#### [Task details]
Skip the pictures. Transcribe the rest of the data below without changing a word.

(Rows from a dataset)
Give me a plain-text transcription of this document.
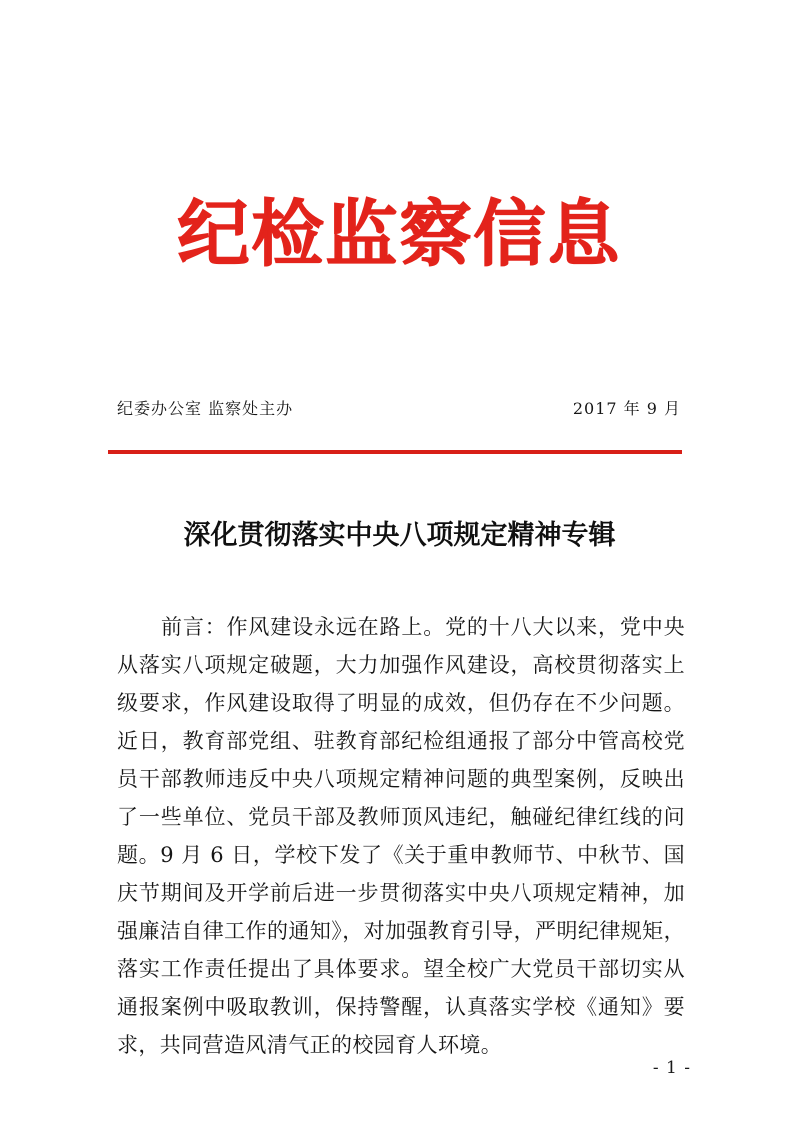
纪检监察信息
纪委办公室 监察处主办	2017 年 9 月
深化贯彻落实中央八项规定精神专辑

前言：作风建设永远在路上。党的十八大以来，党中央从落实八项规定破题，大力加强作风建设，高校贯彻落实上级要求，作风建设取得了明显的成效，但仍存在不少问题。近日，教育部党组、驻教育部纪检组通报了部分中管高校党员干部教师违反中央八项规定精神问题的典型案例，反映出了一些单位、党员干部及教师顶风违纪，触碰纪律红线的问题。9 月 6 日，学校下发了《关于重申教师节、中秋节、国庆节期间及开学前后进一步贯彻落实中央八项规定精神，加强廉洁自律工作的通知》，对加强教育引导，严明纪律规矩，落实工作责任提出了具体要求。望全校广大党员干部切实从通报案例中吸取教训，保持警醒，认真落实学校《通知》要求，共同营造风清气正的校园育人环境。

- 1 -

#### [Finished task]
Give me a plain-text transcription of this document.
纪检监察信息
纪委办公室 监察处主办	2017 年 9 月
深化贯彻落实中央八项规定精神专辑

前言：作风建设永远在路上。党的十八大以来，党中央从落实八项规定破题，大力加强作风建设，高校贯彻落实上级要求，作风建设取得了明显的成效，但仍存在不少问题。近日，教育部党组、驻教育部纪检组通报了部分中管高校党员干部教师违反中央八项规定精神问题的典型案例，反映出了一些单位、党员干部及教师顶风违纪，触碰纪律红线的问题。9 月 6 日，学校下发了《关于重申教师节、中秋节、国庆节期间及开学前后进一步贯彻落实中央八项规定精神，加强廉洁自律工作的通知》，对加强教育引导，严明纪律规矩，落实工作责任提出了具体要求。望全校广大党员干部切实从通报案例中吸取教训，保持警醒，认真落实学校《通知》要求，共同营造风清气正的校园育人环境。

- 1 -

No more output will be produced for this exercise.